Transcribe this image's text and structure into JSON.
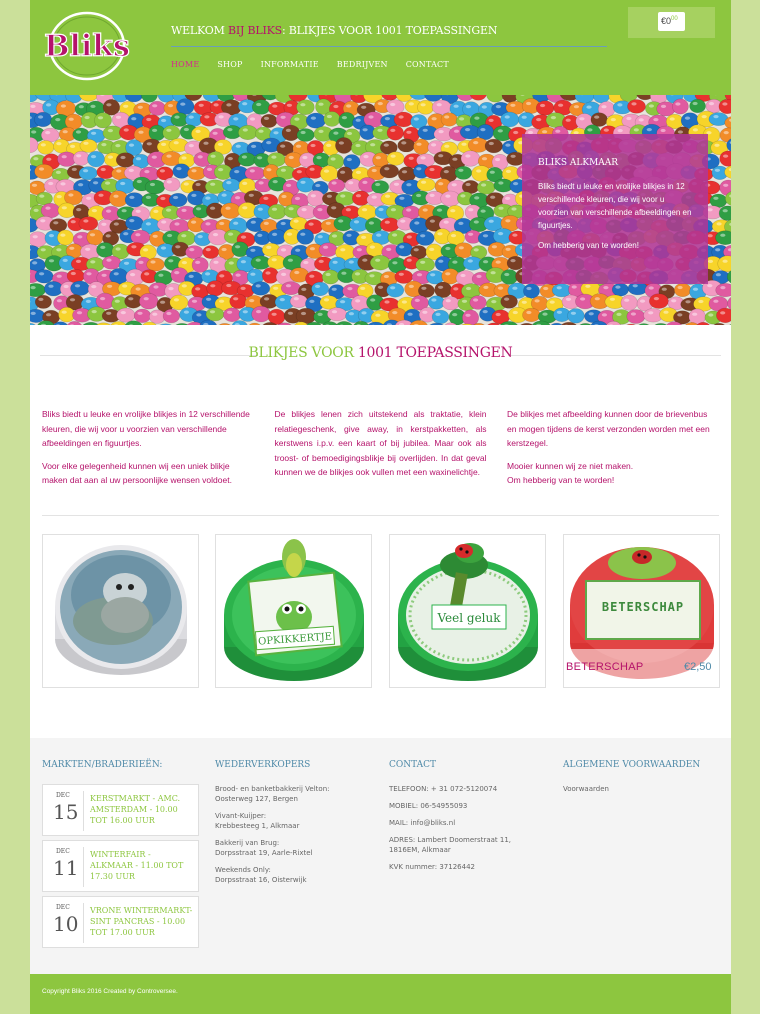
{
  "brand": {
    "logo_text": "Bliks",
    "colors": {
      "green": "#8dc63f",
      "magenta": "#b5136b",
      "blue": "#4f8aa8"
    }
  },
  "header": {
    "tagline_pre": "WELKOM ",
    "tagline_accent": "BIJ BLIKS",
    "tagline_post": ": BLIKJES VOOR 1001 TOEPASSINGEN",
    "nav": [
      {
        "label": "HOME",
        "active": true
      },
      {
        "label": "SHOP"
      },
      {
        "label": "INFORMATIE"
      },
      {
        "label": "BEDRIJVEN"
      },
      {
        "label": "CONTACT"
      }
    ],
    "cart": {
      "currency": "€",
      "amount": "0",
      "cents": "00"
    }
  },
  "hero": {
    "promo_title": "BLIKS ALKMAAR",
    "promo_text": "Bliks biedt u leuke en vrolijke blikjes in 12 verschillende kleuren, die wij voor u voorzien van verschillende afbeeldingen en figuurtjes.",
    "promo_cta": "Om hebberig van te worden!"
  },
  "intro": {
    "title_pre": "BLIKJES VOOR ",
    "title_accent": "1001 TOEPASSINGEN",
    "col1_p1": "Bliks biedt u leuke en vrolijke blikjes in 12 verschillende kleuren, die wij voor u voorzien van verschillende afbeeldingen en figuurtjes.",
    "col1_p2": "Voor elke gelegenheid kunnen wij een uniek blikje maken dat aan al uw persoonlijke wensen voldoet.",
    "col2_p1": "De blikjes lenen zich uitstekend als traktatie, klein relatiegeschenk, give away, in kerstpakketten, als kerstwens i.p.v. een kaart of bij jubilea. Maar ook als troost- of bemoedigingsblikje bij overlijden. In dat geval kunnen we de blikjes ook vullen met een waxinelichtje.",
    "col3_p1": "De blikjes met afbeelding kunnen door de brievenbus en mogen tijdens de kerst verzonden worden met een kerstzegel.",
    "col3_p2a": "Mooier kunnen wij ze niet maken.",
    "col3_p2b": "Om hebberig van te worden!"
  },
  "products": [
    {
      "label": "",
      "price": ""
    },
    {
      "label": "OPKIKKERTJE",
      "price": ""
    },
    {
      "label": "Veel geluk",
      "price": ""
    },
    {
      "label": "BETERSCHAP",
      "price": "€2,50",
      "caption": "BETERSCHAP"
    }
  ],
  "footer": {
    "markets_title": "MARKTEN/BRADERIEËN:",
    "events": [
      {
        "month": "DEC",
        "day": "15",
        "title": "KERSTMARKT - AMC. AMSTERDAM - 10.00 TOT 16.00 UUR"
      },
      {
        "month": "DEC",
        "day": "11",
        "title": "WINTERFAIR - ALKMAAR - 11.00 TOT 17.30 UUR"
      },
      {
        "month": "DEC",
        "day": "10",
        "title": "VRONE WINTERMARKT- SINT PANCRAS - 10.00 TOT 17.00 UUR"
      }
    ],
    "resellers_title": "WEDERVERKOPERS",
    "resellers": [
      {
        "name": "Brood- en banketbakkerij Velton:",
        "address": "Oosterweg 127, Bergen"
      },
      {
        "name": "Vivant-Kuijper:",
        "address": "Krebbesteeg 1, Alkmaar"
      },
      {
        "name": "Bakkerij van Brug:",
        "address": "Dorpsstraat 19, Aarle-Rixtel"
      },
      {
        "name": "Weekends Only:",
        "address": "Dorpsstraat 16, Oisterwijk"
      }
    ],
    "contact_title": "CONTACT",
    "contact": {
      "phone": "TELEFOON: + 31 072-5120074",
      "mobile": "MOBIEL: 06-54955093",
      "mail": "MAIL: info@bliks.nl",
      "address_l1": "ADRES: Lambert Doomerstraat 11,",
      "address_l2": "1816EM, Alkmaar",
      "kvk": "KVK nummer: 37126442"
    },
    "terms_title": "ALGEMENE VOORWAARDEN",
    "terms_link": "Voorwaarden",
    "copyright": "Copyright Bliks 2016 Created by Controversee."
  }
}
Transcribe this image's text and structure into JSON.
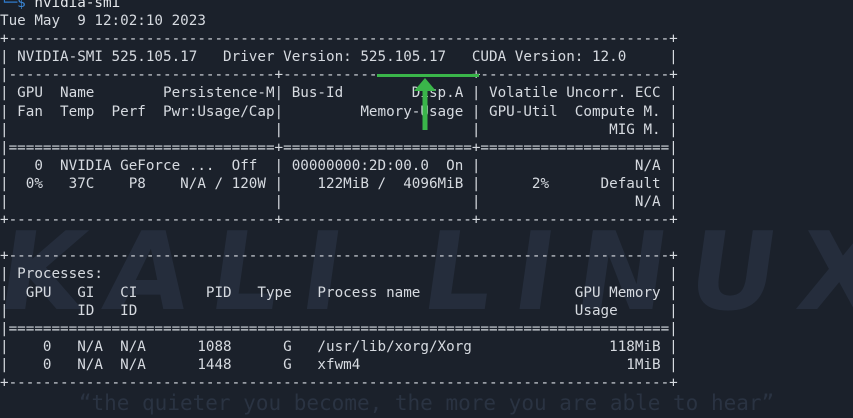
{
  "prompt": {
    "hook": "└─",
    "dollar": "$",
    "command": "nvidia-smi"
  },
  "timestamp": "Tue May  9 12:02:10 2023",
  "smi_table": {
    "top_border": "+-----------------------------------------------------------------------------+",
    "header": "| NVIDIA-SMI 525.105.17   Driver Version: 525.105.17   CUDA Version: 12.0     |",
    "section_border": "|-------------------------------+----------------------+----------------------+",
    "col_header_1": "| GPU  Name        Persistence-M| Bus-Id        Disp.A | Volatile Uncorr. ECC |",
    "col_header_2": "| Fan  Temp  Perf  Pwr:Usage/Cap|         Memory-Usage | GPU-Util  Compute M. |",
    "col_header_3": "|                               |                      |               MIG M. |",
    "double_border": "|===============================+======================+======================|",
    "gpu_row_1": "|   0  NVIDIA GeForce ...  Off  | 00000000:2D:00.0  On |                  N/A |",
    "gpu_row_2": "|  0%   37C    P8    N/A / 120W |    122MiB /  4096MiB |      2%      Default |",
    "gpu_row_3": "|                               |                      |                  N/A |",
    "gpu_bottom_border": "+-------------------------------+----------------------+----------------------+",
    "blank": " ",
    "proc_top_border": "+-----------------------------------------------------------------------------+",
    "proc_title": "| Processes:                                                                  |",
    "proc_header_1": "|  GPU   GI   CI        PID   Type   Process name                  GPU Memory |",
    "proc_header_2": "|        ID   ID                                                   Usage      |",
    "proc_double_border": "|=============================================================================|",
    "proc_row_1": "|    0   N/A  N/A      1088      G   /usr/lib/xorg/Xorg                118MiB |",
    "proc_row_2": "|    0   N/A  N/A      1448      G   xfwm4                               1MiB |",
    "proc_bottom_border": "+-----------------------------------------------------------------------------+"
  },
  "watermark": {
    "logo": "KALI LINUX",
    "quote": "“the quieter you become, the more you are able to hear”"
  },
  "colors": {
    "background": "#1b212b",
    "text": "#d6dae0",
    "prompt_blue": "#3a86d6",
    "highlight_green": "#3ab54a"
  }
}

:: What you need to do ::
Locate each line with the word "afbeeldingen" and copy it.

:: Task result ::
    "promo_text": "Bliks biedt u leuke en vrolijke blikjes in 12 verschillende kleuren, die wij voor u voorzien van verschillende afbeeldingen en figuurtjes.",
    "col1_p1": "Bliks biedt u leuke en vrolijke blikjes in 12 verschillende kleuren, die wij voor u voorzien van verschillende afbeeldingen en figuurtjes.",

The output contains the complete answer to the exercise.